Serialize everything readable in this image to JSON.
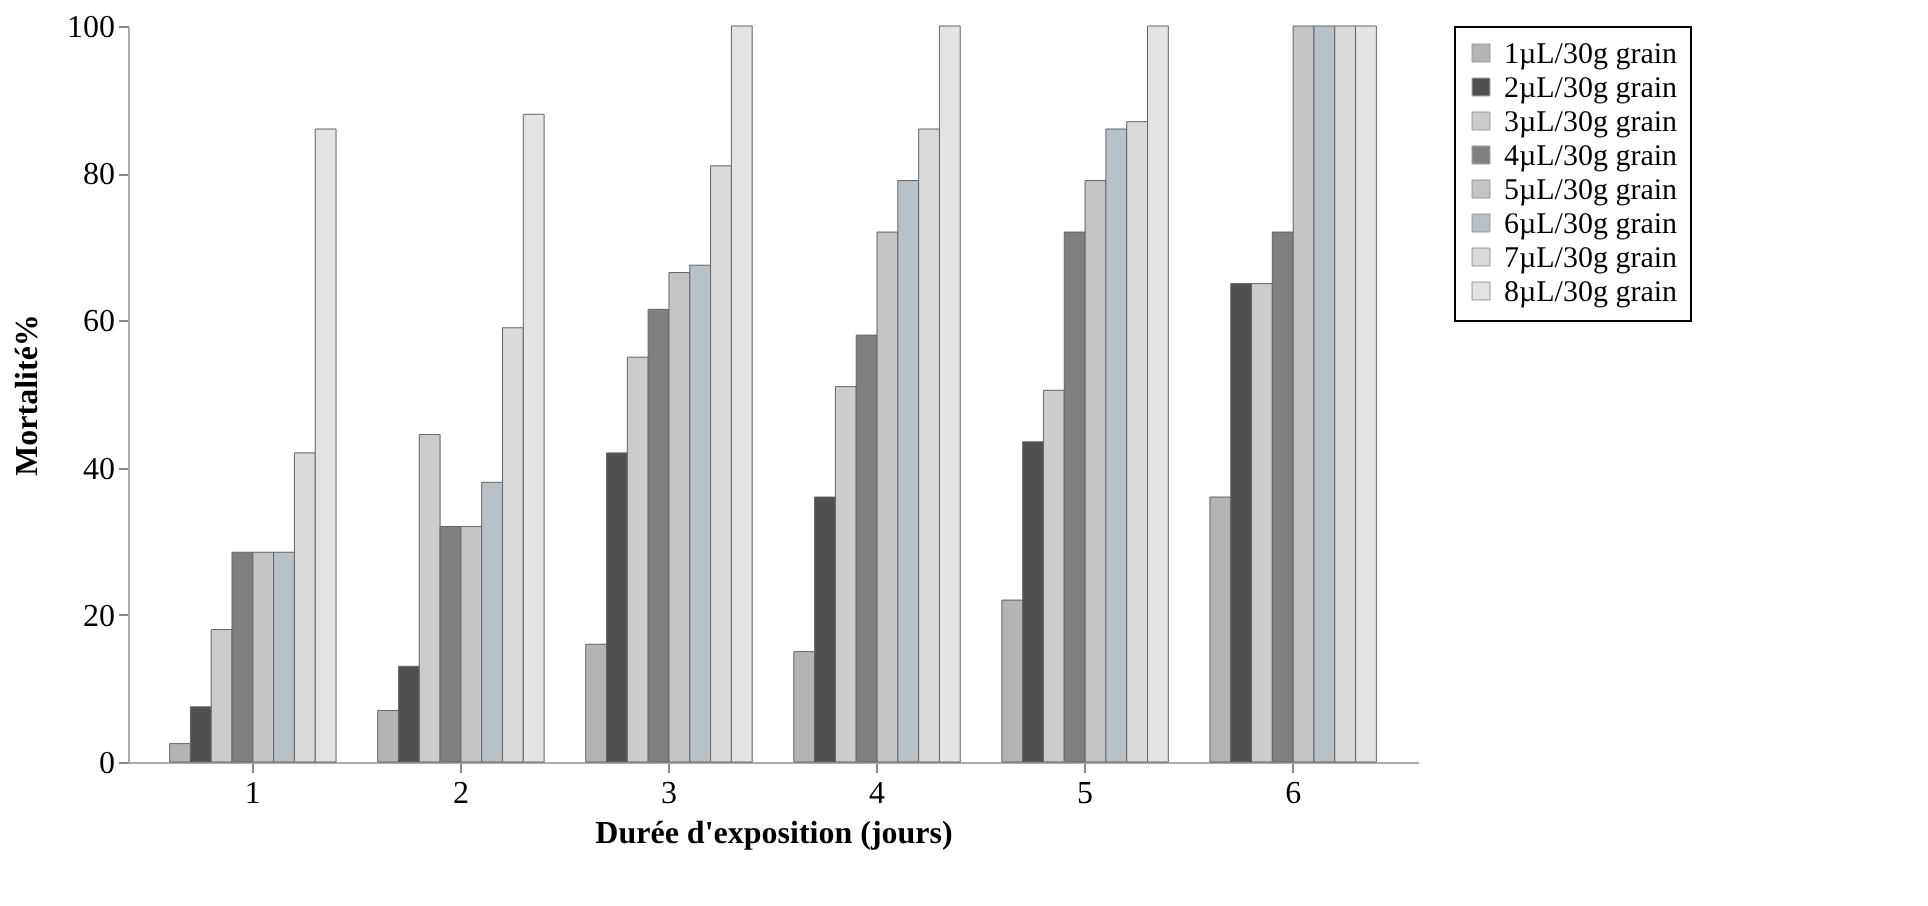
{
  "chart_data": {
    "type": "bar",
    "xlabel": "Durée d'exposition (jours)",
    "ylabel": "Mortalité%",
    "categories": [
      "1",
      "2",
      "3",
      "4",
      "5",
      "6"
    ],
    "series": [
      {
        "name": "1µL/30g grain",
        "color": "#b4b4b4",
        "values": [
          2.5,
          7,
          16,
          15,
          22,
          36
        ]
      },
      {
        "name": "2µL/30g grain",
        "color": "#505050",
        "values": [
          7.5,
          13,
          42,
          36,
          43.5,
          65
        ]
      },
      {
        "name": "3µL/30g grain",
        "color": "#cccccc",
        "values": [
          18,
          44.5,
          55,
          51,
          50.5,
          65
        ]
      },
      {
        "name": "4µL/30g grain",
        "color": "#808080",
        "values": [
          28.5,
          32,
          61.5,
          58,
          72,
          72
        ]
      },
      {
        "name": "5µL/30g grain",
        "color": "#c4c4c4",
        "values": [
          28.5,
          32,
          66.5,
          72,
          79,
          100
        ]
      },
      {
        "name": "6µL/30g grain",
        "color": "#b8c0c8",
        "values": [
          28.5,
          38,
          67.5,
          79,
          86,
          100
        ]
      },
      {
        "name": "7µL/30g grain",
        "color": "#dadada",
        "values": [
          42,
          59,
          81,
          86,
          87,
          100
        ]
      },
      {
        "name": "8µL/30g grain",
        "color": "#e4e4e4",
        "values": [
          86,
          88,
          100,
          100,
          100,
          100
        ]
      }
    ],
    "ylim": [
      0,
      100
    ],
    "yticks": [
      0,
      20,
      40,
      60,
      80,
      100
    ],
    "grid": false,
    "legend": "top right"
  }
}
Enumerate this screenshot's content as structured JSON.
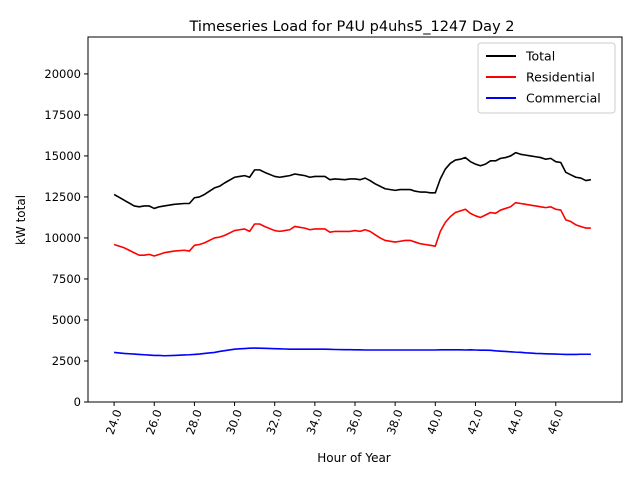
{
  "chart_data": {
    "type": "line",
    "title": "Timeseries Load for P4U p4uhs5_1247  Day 2",
    "xlabel": "Hour of Year",
    "ylabel": "kW total",
    "xlim": [
      22.7,
      49.3
    ],
    "ylim": [
      0,
      22250
    ],
    "xticks": [
      24,
      26,
      28,
      30,
      32,
      34,
      36,
      38,
      40,
      42,
      44,
      46
    ],
    "xtick_labels": [
      "24.0",
      "26.0",
      "28.0",
      "30.0",
      "32.0",
      "34.0",
      "36.0",
      "38.0",
      "40.0",
      "42.0",
      "44.0",
      "46.0"
    ],
    "yticks": [
      0,
      2500,
      5000,
      7500,
      10000,
      12500,
      15000,
      17500,
      20000
    ],
    "ytick_labels": [
      "0",
      "2500",
      "5000",
      "7500",
      "10000",
      "12500",
      "15000",
      "17500",
      "20000"
    ],
    "grid": false,
    "legend_position": "top-right",
    "x": [
      24.0,
      24.5,
      25.0,
      25.25,
      25.5,
      25.75,
      26.0,
      26.25,
      26.5,
      27.0,
      27.5,
      27.75,
      28.0,
      28.25,
      28.5,
      29.0,
      29.25,
      29.5,
      30.0,
      30.25,
      30.5,
      30.75,
      31.0,
      31.25,
      31.5,
      32.0,
      32.25,
      32.5,
      32.75,
      33.0,
      33.25,
      33.5,
      33.75,
      34.0,
      34.25,
      34.5,
      34.75,
      35.0,
      35.5,
      35.75,
      36.0,
      36.25,
      36.5,
      36.75,
      37.0,
      37.25,
      37.5,
      38.0,
      38.25,
      38.5,
      38.75,
      39.0,
      39.25,
      39.5,
      39.75,
      40.0,
      40.25,
      40.5,
      40.75,
      41.0,
      41.25,
      41.5,
      41.75,
      42.0,
      42.25,
      42.5,
      42.75,
      43.0,
      43.25,
      43.5,
      43.75,
      44.0,
      44.25,
      44.5,
      44.75,
      45.0,
      45.25,
      45.5,
      45.75,
      46.0,
      46.25,
      46.5,
      46.75,
      47.0,
      47.25,
      47.5,
      47.75
    ],
    "series": [
      {
        "name": "Total",
        "color": "#000000",
        "values": [
          12650,
          12300,
          11950,
          11900,
          11950,
          11950,
          11800,
          11900,
          11950,
          12050,
          12100,
          12100,
          12450,
          12500,
          12650,
          13050,
          13150,
          13350,
          13700,
          13750,
          13800,
          13700,
          14150,
          14150,
          14000,
          13750,
          13700,
          13750,
          13800,
          13900,
          13850,
          13800,
          13700,
          13750,
          13750,
          13750,
          13550,
          13600,
          13550,
          13600,
          13600,
          13550,
          13650,
          13500,
          13300,
          13150,
          13000,
          12900,
          12950,
          12950,
          12950,
          12850,
          12800,
          12800,
          12750,
          12750,
          13600,
          14200,
          14550,
          14750,
          14800,
          14900,
          14650,
          14500,
          14400,
          14500,
          14700,
          14700,
          14850,
          14900,
          15000,
          15200,
          15100,
          15050,
          15000,
          14950,
          14900,
          14800,
          14850,
          14650,
          14600,
          14000,
          13850,
          13700,
          13650,
          13500,
          13550
        ]
      },
      {
        "name": "Residential",
        "color": "#ff0000",
        "values": [
          9600,
          9400,
          9100,
          8950,
          8950,
          9000,
          8900,
          9000,
          9100,
          9200,
          9250,
          9200,
          9550,
          9600,
          9700,
          10000,
          10050,
          10150,
          10450,
          10500,
          10550,
          10400,
          10850,
          10850,
          10700,
          10450,
          10400,
          10450,
          10500,
          10700,
          10650,
          10600,
          10500,
          10550,
          10550,
          10550,
          10350,
          10400,
          10400,
          10400,
          10450,
          10400,
          10500,
          10400,
          10200,
          10000,
          9850,
          9750,
          9800,
          9850,
          9850,
          9750,
          9650,
          9600,
          9550,
          9500,
          10400,
          10950,
          11300,
          11550,
          11650,
          11750,
          11500,
          11350,
          11250,
          11400,
          11550,
          11500,
          11700,
          11800,
          11900,
          12150,
          12100,
          12050,
          12000,
          11950,
          11900,
          11850,
          11900,
          11750,
          11700,
          11100,
          11000,
          10800,
          10700,
          10600,
          10600
        ]
      },
      {
        "name": "Commercial",
        "color": "#0000ff",
        "values": [
          3020,
          2960,
          2920,
          2900,
          2880,
          2860,
          2840,
          2840,
          2820,
          2840,
          2870,
          2880,
          2900,
          2920,
          2960,
          3020,
          3080,
          3130,
          3220,
          3240,
          3260,
          3280,
          3290,
          3280,
          3270,
          3250,
          3240,
          3230,
          3220,
          3220,
          3220,
          3220,
          3220,
          3220,
          3220,
          3220,
          3210,
          3200,
          3190,
          3190,
          3180,
          3180,
          3170,
          3170,
          3170,
          3170,
          3170,
          3170,
          3170,
          3170,
          3170,
          3170,
          3170,
          3170,
          3170,
          3170,
          3180,
          3180,
          3180,
          3180,
          3180,
          3170,
          3180,
          3170,
          3160,
          3160,
          3150,
          3120,
          3100,
          3080,
          3060,
          3040,
          3030,
          3000,
          2980,
          2960,
          2950,
          2940,
          2930,
          2920,
          2910,
          2900,
          2900,
          2900,
          2910,
          2910,
          2910
        ]
      }
    ]
  }
}
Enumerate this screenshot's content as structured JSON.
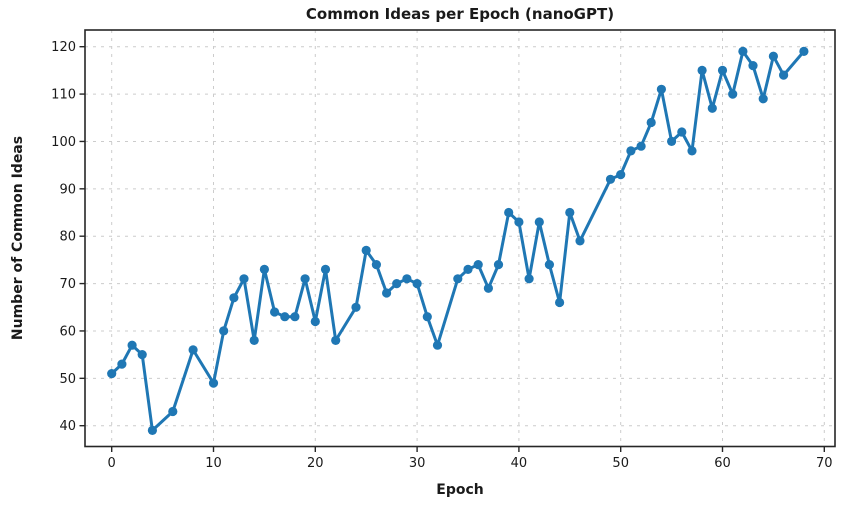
{
  "chart_data": {
    "type": "line",
    "title": "Common Ideas per Epoch (nanoGPT)",
    "xlabel": "Epoch",
    "ylabel": "Number of Common Ideas",
    "x": [
      0,
      1,
      2,
      3,
      4,
      6,
      8,
      10,
      11,
      12,
      13,
      14,
      15,
      16,
      17,
      18,
      19,
      20,
      21,
      22,
      24,
      25,
      26,
      27,
      28,
      29,
      30,
      31,
      32,
      34,
      35,
      36,
      37,
      38,
      39,
      40,
      41,
      42,
      43,
      44,
      45,
      46,
      49,
      50,
      51,
      52,
      53,
      54,
      55,
      56,
      57,
      58,
      59,
      60,
      61,
      62,
      63,
      64,
      65,
      66,
      68
    ],
    "y": [
      51,
      53,
      57,
      55,
      39,
      43,
      56,
      49,
      60,
      67,
      71,
      58,
      73,
      64,
      63,
      63,
      71,
      62,
      73,
      58,
      65,
      77,
      74,
      68,
      70,
      71,
      70,
      63,
      57,
      71,
      73,
      74,
      69,
      74,
      85,
      83,
      71,
      83,
      74,
      66,
      85,
      79,
      92,
      93,
      98,
      99,
      104,
      111,
      100,
      102,
      98,
      115,
      107,
      115,
      110,
      119,
      116,
      109,
      118,
      114,
      119
    ],
    "x_ticks": [
      0,
      10,
      20,
      30,
      40,
      50,
      60,
      70
    ],
    "y_ticks": [
      40,
      50,
      60,
      70,
      80,
      90,
      100,
      110,
      120
    ],
    "xlim": [
      -2.6,
      71.1
    ],
    "ylim": [
      35.6,
      123.5
    ],
    "grid": true,
    "legend": "none",
    "line_color": "#1f77b4",
    "marker": "circle",
    "grid_color": "#cccccc",
    "spine_color": "#262626",
    "text_color": "#1a1a1a"
  }
}
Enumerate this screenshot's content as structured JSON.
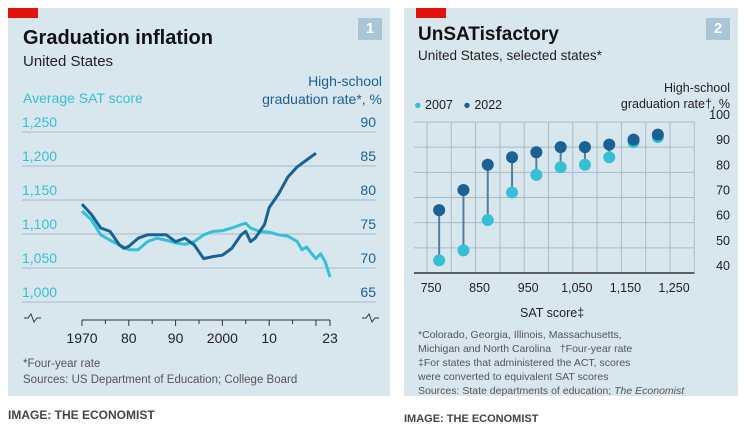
{
  "chart_data": [
    {
      "type": "line",
      "panel_number": "1",
      "title": "Graduation inflation",
      "subtitle": "United States",
      "ylabel_left": "Average SAT score",
      "ylabel_right": "High-school graduation rate*, %",
      "yticks_left": [
        "1,250",
        "1,200",
        "1,150",
        "1,100",
        "1,050",
        "1,000"
      ],
      "ylim_left": [
        1000,
        1250
      ],
      "yticks_right": [
        "90",
        "85",
        "80",
        "75",
        "70",
        "65"
      ],
      "ylim_right": [
        65,
        90
      ],
      "xticks": [
        "1970",
        "80",
        "90",
        "2000",
        "10",
        "23"
      ],
      "xlim": [
        1970,
        2023
      ],
      "series": [
        {
          "name": "Average SAT score",
          "axis": "left",
          "color": "#36c0d3",
          "x": [
            1970,
            1972,
            1974,
            1976,
            1978,
            1980,
            1982,
            1984,
            1986,
            1988,
            1990,
            1992,
            1994,
            1996,
            1998,
            2000,
            2002,
            2004,
            2005,
            2006,
            2008,
            2010,
            2012,
            2014,
            2016,
            2017,
            2018,
            2019,
            2020,
            2021,
            2022,
            2023
          ],
          "y": [
            1125,
            1112,
            1090,
            1082,
            1075,
            1068,
            1068,
            1080,
            1085,
            1082,
            1078,
            1076,
            1080,
            1090,
            1095,
            1096,
            1100,
            1105,
            1107,
            1100,
            1095,
            1094,
            1090,
            1088,
            1080,
            1068,
            1072,
            1063,
            1055,
            1062,
            1050,
            1028
          ]
        },
        {
          "name": "High-school graduation rate",
          "axis": "right",
          "color": "#1a6196",
          "x": [
            1970,
            1972,
            1974,
            1976,
            1978,
            1979,
            1980,
            1982,
            1984,
            1986,
            1988,
            1990,
            1992,
            1994,
            1996,
            1998,
            2000,
            2002,
            2004,
            2005,
            2006,
            2007,
            2008,
            2009,
            2010,
            2012,
            2014,
            2016,
            2018,
            2020
          ],
          "y": [
            78.5,
            77,
            75,
            74.5,
            72.5,
            72,
            72.3,
            73.5,
            74,
            74,
            74,
            73,
            73.5,
            72.5,
            70.5,
            70.8,
            71,
            72,
            74,
            74.5,
            73,
            73.5,
            74.5,
            75.5,
            78,
            80,
            82.5,
            84,
            85,
            86
          ]
        }
      ],
      "footnote": "*Four-year rate",
      "source": "Sources: US Department of Education; College Board"
    },
    {
      "type": "scatter",
      "panel_number": "2",
      "title": "UnSATisfactory",
      "subtitle": "United States, selected states*",
      "legend": [
        {
          "name": "2007",
          "color": "#36c0d3"
        },
        {
          "name": "2022",
          "color": "#1a6196"
        }
      ],
      "legend_placement": "top-left",
      "ylabel": "High-school graduation rate†, %",
      "xlabel": "SAT score‡",
      "xticks": [
        "750",
        "850",
        "950",
        "1,050",
        "1,150",
        "1,250"
      ],
      "xlim": [
        750,
        1250
      ],
      "yticks": [
        "100",
        "90",
        "80",
        "70",
        "60",
        "50",
        "40"
      ],
      "ylim": [
        40,
        100
      ],
      "points": [
        {
          "x": 775,
          "y2007": 45,
          "y2022": 65
        },
        {
          "x": 825,
          "y2007": 49,
          "y2022": 73
        },
        {
          "x": 875,
          "y2007": 61,
          "y2022": 83
        },
        {
          "x": 925,
          "y2007": 72,
          "y2022": 86
        },
        {
          "x": 975,
          "y2007": 79,
          "y2022": 88
        },
        {
          "x": 1025,
          "y2007": 82,
          "y2022": 90
        },
        {
          "x": 1075,
          "y2007": 83,
          "y2022": 90
        },
        {
          "x": 1125,
          "y2007": 86,
          "y2022": 91
        },
        {
          "x": 1175,
          "y2007": 92,
          "y2022": 93
        },
        {
          "x": 1225,
          "y2007": 94,
          "y2022": 95
        }
      ],
      "notes": [
        "*Colorado, Georgia, Illinois, Massachusetts,",
        "Michigan and North Carolina",
        "†Four-year rate",
        "‡For states that administered the ACT, scores",
        "were converted to equivalent SAT scores",
        "Sources: State departments of education; ",
        "The Economist"
      ]
    }
  ],
  "credits": [
    "IMAGE: THE ECONOMIST",
    "IMAGE: THE ECONOMIST"
  ]
}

# # #

= Written exercise =
Check each line of the records for "Epoch" and copy the ones that contain it.

= Answer to this exercise =
    "title": "Common Ideas per Epoch (nanoGPT)",
    "xlabel": "Epoch",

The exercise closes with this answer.